Count how many lines include "JSON" and answer with that number only.

--- begin EXTRACTED RECORDS ---

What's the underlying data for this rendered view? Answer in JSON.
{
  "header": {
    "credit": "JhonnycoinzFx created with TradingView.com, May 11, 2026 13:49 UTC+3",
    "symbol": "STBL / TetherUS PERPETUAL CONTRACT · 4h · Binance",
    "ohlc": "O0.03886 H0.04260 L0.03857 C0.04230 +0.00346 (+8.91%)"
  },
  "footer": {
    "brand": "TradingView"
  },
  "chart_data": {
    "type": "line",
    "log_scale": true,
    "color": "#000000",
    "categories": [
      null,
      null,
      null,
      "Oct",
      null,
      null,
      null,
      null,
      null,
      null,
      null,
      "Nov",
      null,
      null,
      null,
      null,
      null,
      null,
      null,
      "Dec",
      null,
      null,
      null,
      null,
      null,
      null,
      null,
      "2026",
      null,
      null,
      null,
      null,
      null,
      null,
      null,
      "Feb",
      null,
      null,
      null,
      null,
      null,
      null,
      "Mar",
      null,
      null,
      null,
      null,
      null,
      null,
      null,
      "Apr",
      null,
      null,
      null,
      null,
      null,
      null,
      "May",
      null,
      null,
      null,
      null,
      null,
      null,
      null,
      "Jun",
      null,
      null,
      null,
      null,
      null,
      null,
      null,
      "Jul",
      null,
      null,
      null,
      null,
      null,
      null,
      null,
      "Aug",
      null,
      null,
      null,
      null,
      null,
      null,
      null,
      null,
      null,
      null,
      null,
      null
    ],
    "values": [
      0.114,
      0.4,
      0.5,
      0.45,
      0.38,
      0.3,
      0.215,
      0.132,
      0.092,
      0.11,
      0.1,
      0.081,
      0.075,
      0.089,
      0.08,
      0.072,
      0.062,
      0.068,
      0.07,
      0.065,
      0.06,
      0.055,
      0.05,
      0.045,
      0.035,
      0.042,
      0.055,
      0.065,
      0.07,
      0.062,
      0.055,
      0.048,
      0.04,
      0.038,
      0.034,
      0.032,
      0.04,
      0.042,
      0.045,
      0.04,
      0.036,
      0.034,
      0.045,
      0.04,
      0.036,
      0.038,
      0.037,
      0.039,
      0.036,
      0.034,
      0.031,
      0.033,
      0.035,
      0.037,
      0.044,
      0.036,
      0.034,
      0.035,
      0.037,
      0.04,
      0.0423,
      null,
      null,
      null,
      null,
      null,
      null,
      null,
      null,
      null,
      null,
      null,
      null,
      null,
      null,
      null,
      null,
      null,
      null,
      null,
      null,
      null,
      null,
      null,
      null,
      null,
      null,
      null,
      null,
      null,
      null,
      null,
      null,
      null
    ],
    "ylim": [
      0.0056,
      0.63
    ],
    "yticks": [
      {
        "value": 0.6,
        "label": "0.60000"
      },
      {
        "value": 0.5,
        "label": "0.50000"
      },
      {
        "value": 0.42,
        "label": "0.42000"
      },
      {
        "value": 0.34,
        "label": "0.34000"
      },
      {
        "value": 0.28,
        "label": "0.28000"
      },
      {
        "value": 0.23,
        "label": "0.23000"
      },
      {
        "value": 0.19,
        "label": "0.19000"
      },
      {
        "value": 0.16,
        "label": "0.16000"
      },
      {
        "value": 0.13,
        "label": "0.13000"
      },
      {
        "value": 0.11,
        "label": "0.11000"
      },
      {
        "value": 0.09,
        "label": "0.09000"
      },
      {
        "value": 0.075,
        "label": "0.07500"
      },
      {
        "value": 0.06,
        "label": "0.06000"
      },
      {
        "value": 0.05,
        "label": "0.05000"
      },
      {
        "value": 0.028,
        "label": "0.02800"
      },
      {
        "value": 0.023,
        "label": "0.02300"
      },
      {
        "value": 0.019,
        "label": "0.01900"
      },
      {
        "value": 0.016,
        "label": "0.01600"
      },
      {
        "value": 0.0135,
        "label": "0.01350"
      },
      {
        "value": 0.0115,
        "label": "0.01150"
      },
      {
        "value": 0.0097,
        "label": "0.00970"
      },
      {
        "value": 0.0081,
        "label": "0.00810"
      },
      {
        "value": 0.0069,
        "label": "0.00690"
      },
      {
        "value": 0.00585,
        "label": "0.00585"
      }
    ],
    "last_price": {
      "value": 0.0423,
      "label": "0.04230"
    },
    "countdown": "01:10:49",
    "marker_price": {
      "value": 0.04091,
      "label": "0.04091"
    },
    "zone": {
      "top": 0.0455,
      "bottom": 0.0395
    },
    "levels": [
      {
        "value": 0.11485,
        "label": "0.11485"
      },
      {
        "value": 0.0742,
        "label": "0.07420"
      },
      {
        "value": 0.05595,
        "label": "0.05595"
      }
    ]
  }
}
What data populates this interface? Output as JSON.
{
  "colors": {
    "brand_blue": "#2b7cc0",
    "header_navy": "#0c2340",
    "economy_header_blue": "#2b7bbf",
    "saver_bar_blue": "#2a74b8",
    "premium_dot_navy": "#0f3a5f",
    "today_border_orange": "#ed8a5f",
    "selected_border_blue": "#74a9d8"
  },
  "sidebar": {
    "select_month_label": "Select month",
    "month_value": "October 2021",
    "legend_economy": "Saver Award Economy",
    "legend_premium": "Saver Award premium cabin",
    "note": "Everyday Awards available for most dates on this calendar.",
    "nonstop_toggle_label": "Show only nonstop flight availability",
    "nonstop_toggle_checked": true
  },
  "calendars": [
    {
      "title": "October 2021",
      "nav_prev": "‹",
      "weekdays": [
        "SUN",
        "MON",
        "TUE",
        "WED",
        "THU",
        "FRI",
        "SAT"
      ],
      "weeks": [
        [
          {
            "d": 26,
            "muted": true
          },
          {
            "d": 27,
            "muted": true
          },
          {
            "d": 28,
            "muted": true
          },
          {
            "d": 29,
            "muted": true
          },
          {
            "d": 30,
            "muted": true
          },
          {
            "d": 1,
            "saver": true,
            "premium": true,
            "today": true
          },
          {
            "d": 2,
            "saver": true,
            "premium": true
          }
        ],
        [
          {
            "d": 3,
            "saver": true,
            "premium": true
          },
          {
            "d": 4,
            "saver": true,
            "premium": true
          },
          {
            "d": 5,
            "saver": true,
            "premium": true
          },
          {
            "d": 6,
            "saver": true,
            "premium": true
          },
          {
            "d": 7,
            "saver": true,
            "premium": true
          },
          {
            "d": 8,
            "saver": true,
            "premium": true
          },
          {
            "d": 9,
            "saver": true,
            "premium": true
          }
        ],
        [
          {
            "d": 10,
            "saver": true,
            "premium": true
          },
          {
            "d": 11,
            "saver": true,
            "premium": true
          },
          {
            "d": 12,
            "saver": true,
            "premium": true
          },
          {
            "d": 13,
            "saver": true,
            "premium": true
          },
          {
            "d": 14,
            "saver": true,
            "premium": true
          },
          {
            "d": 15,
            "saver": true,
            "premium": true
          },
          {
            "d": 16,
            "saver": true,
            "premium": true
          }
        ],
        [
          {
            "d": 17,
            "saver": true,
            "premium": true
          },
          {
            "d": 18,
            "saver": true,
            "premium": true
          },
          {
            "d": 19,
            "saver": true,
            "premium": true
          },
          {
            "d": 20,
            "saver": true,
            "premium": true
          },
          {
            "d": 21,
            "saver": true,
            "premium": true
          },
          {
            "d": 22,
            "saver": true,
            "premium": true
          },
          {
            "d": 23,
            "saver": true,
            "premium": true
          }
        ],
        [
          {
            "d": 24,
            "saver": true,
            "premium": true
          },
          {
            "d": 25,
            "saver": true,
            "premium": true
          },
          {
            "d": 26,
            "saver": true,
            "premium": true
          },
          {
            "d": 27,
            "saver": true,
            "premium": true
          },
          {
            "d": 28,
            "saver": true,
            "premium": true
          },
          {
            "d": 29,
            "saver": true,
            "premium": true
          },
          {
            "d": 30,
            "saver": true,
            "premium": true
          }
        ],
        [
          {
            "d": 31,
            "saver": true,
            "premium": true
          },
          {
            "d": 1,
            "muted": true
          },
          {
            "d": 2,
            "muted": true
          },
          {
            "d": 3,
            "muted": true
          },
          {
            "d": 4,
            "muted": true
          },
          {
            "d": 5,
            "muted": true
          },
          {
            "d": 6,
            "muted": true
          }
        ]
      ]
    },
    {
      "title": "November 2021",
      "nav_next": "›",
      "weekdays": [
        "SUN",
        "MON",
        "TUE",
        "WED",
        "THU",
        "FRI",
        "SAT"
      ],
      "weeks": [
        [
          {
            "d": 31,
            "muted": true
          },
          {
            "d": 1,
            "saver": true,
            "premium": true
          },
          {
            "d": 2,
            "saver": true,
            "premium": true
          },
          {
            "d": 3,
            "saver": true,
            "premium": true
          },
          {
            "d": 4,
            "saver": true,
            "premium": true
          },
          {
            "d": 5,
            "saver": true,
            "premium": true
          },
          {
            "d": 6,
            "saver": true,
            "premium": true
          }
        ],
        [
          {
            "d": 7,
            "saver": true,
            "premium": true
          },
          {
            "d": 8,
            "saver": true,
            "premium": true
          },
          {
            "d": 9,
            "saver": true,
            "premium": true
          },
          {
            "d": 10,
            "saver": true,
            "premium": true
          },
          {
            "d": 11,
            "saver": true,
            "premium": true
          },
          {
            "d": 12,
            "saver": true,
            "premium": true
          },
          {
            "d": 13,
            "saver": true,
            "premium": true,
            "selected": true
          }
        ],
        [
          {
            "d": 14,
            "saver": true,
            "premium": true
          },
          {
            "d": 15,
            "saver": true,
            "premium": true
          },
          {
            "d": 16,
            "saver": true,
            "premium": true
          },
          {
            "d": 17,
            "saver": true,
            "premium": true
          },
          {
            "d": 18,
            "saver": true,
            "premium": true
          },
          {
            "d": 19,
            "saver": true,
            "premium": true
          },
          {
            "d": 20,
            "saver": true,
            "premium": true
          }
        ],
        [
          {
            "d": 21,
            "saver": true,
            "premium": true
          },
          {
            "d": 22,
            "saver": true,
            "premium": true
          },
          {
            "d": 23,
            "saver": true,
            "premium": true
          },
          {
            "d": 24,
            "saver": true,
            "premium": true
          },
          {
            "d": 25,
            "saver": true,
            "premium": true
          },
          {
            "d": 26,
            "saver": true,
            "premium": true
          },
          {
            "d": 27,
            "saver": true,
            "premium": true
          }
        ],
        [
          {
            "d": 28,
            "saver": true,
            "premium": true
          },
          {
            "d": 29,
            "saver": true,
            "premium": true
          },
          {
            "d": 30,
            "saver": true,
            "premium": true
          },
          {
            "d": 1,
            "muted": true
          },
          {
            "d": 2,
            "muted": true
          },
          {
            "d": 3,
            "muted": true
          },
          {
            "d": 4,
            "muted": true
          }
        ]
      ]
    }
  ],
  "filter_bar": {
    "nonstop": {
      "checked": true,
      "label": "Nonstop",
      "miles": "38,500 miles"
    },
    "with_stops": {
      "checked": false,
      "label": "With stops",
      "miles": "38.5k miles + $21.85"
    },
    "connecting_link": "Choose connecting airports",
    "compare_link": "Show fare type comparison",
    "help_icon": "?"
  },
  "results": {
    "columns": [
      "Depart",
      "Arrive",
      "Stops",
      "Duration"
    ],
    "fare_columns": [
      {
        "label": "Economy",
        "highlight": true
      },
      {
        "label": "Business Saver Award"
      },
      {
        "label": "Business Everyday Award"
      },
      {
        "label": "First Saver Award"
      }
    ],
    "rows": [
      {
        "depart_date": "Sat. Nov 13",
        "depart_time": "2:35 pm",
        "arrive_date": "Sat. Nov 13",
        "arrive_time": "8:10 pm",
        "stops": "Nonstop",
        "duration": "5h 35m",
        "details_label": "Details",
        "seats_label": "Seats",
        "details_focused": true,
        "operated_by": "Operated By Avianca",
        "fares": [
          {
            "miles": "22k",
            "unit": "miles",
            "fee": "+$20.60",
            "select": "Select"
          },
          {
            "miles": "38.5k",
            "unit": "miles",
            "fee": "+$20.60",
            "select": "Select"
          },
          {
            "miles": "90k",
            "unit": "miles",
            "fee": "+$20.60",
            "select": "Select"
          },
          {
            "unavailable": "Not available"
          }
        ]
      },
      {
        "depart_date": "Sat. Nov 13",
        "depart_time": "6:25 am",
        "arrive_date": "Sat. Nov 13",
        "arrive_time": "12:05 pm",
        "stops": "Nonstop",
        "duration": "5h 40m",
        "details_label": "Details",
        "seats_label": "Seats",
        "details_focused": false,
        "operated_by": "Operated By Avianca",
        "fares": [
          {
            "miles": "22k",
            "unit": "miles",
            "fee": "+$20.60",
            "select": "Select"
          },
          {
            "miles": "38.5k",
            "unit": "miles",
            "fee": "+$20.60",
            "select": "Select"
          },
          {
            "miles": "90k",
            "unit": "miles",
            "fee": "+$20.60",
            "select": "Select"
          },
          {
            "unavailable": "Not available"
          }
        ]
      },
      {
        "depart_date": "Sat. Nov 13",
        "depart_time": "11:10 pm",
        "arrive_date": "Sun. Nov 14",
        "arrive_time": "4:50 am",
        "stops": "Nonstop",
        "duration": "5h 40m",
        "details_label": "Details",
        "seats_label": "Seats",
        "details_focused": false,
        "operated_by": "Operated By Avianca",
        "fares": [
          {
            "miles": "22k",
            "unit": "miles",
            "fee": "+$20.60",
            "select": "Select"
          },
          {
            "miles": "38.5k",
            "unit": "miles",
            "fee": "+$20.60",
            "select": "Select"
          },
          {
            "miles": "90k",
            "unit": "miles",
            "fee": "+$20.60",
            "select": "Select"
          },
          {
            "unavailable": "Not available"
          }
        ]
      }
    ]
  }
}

--- end EXTRACTED RECORDS ---

EXPECTED OUTPUT:
2